= TEXTE DE LA PAGE =
|---|

Et c’est un fait que dans la Bible, tous ceux qui cachent leurs larmes devant les autres sont toujours des hommes. Joseph se cache à plusieurs reprises pour pleurer (Gn 43.30, 45.1-2) ; Samuel rentre chez lui pour pleurer (1 Sm 15.35) ; Jérémie s’éloigne en secret (13.17) ; David se réfugie dans une chambre pour pleurer son fils mort (2 Sm 19.1), puis il ressort en gardant son visage sous un voile (19.5) ; Ezéchias sur le point de mourir, trouve encore la force de tourner son visage contre le mur pour ne pas laisser voir ses larmes (2 R 20.2-3). Et s’il arrive que quelqu’un soit témoin des larmes d’un homme, la pudeur lui demande alors de détourner le visage (Es 22.4).

Tout cela est admirable, mais il n’y a rien de cela ici ! Jésus pleure et ne parvient pas à cacher ses larmes. Cette entorse à la règle est une magnifique révélation de l’intensité de l’amour de Jésus et de l’intensité de sa souffrance devant la mort. La blessure est profonde, mais je crois, malgré tout, que la pudeur de Jésus demeure une réalité ; et c’est ce qui reste à préciser, maintenant.

Il est arrivé à Jésus de pleurer une autre fois, comme nous le dit Luc (19.41). Ce fut le jour des Rameaux, le jour de son entrée triomphale à Jérusalem. La foule est en liesse et les disciples aussi. Jésus est le seul à pleurer. Alors que tout le monde est à la joie, Jésus ne pleure pas de joie, il se lamente sur Jérusalem, dont il voit venir la fin. Larmes de deuil, larmes de souffrance, à cause de la blessure de son amour pour Jérusalem. Mais ces larmes demeurent pudiques, car elles sont passées inaperçues dans la joie de ce jour. Personne ne les relève, en dehors de Luc. Les autres Evangélistes n’en parlent même pas.

Avec la mort de Lazare, il en est autrement : tout l’entourage voit Jésus pleurer !

Si Jean ne fait aucun commentaire sur ces larmes, il utilise cependant un verbe " pleurer ", qui retient mon attention. Jean dit que Marie a pleuré son frère (11.31,33), en utilisant alors le verbe habituel " pleurer "18 que nous retrouvons une quarantaine de fois dans le Nouveau Testament. Mais pour parler des larmes de Jésus, Jean utilise un autre verbe " pleurer "19, si rare qu’il ne se retrouve pas ailleurs dans le Nouveau Testament. Jésus pleura comme personne n’a pleuré ce jour-là  !

Que dit ce verbe si rare ? Ses quelques emplois dans le grec de l’Ancien Testament montrent qu’il ne fait pas partie du rituel du deuil. Et d’ailleurs, ce qui a frappé l’entourage ce n’est pas le deuil que Jésus partage avec Marthe et Marie, mais son amour pour Lazare. Ce sont, en effet, des larmes d’amour. Si Jésus est venu, ce n’est pas pour se lamenter, mais pour ressusciter Lazare, et il va, en effet, affirmer sa victoire sur la mort. Il n’empêche que Jésus pleure. La mort, même vaincue, est terrible et inflige à l’amour de Jésus une profonde blessure ; non pas une défaite, mais une blessure. Jésus pleure : ce sont les larmes d’un amour blessé, et non d’un amour vaincu par la mort.

|---|

= DONNÉES ENREGISTRÉES =
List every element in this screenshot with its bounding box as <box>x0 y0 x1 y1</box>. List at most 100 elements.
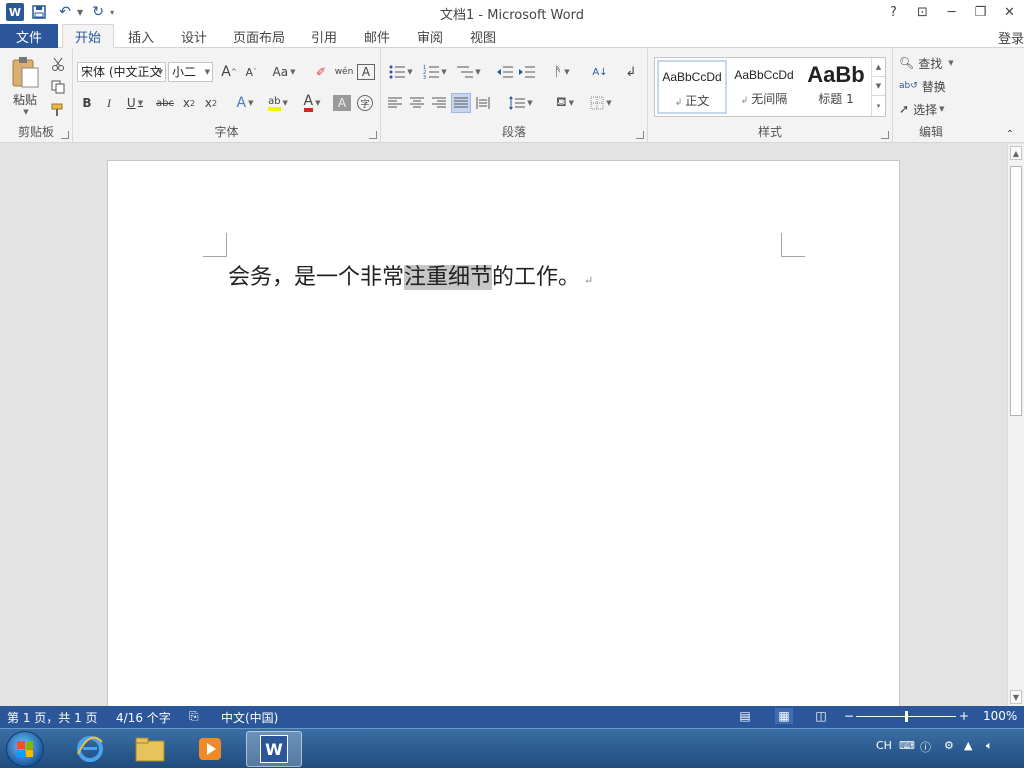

|---|

= CE QU'IL FAUT FAIRE =
Réécris le passage du texte sur les larmes de Jésus qui va de "Il est arrivé" jusqu'à "parlent même pas.", en mettant "les apôtres" à la place de "les disciples".

= RÉSULTAT CI-DESSOUS =
Il est arrivé à Jésus de pleurer une autre fois, comme nous le dit Luc (19.41). Ce fut le jour des Rameaux, le jour de son entrée triomphale à Jérusalem. La foule est en liesse et les apôtres aussi. Jésus est le seul à pleurer. Alors que tout le monde est à la joie, Jésus ne pleure pas de joie, il se lamente sur Jérusalem, dont il voit venir la fin. Larmes de deuil, larmes de souffrance, à cause de la blessure de son amour pour Jérusalem. Mais ces larmes demeurent pudiques, car elles sont passées inaperçues dans la joie de ce jour. Personne ne les relève, en dehors de Luc. Les autres Evangélistes n’en parlent même pas.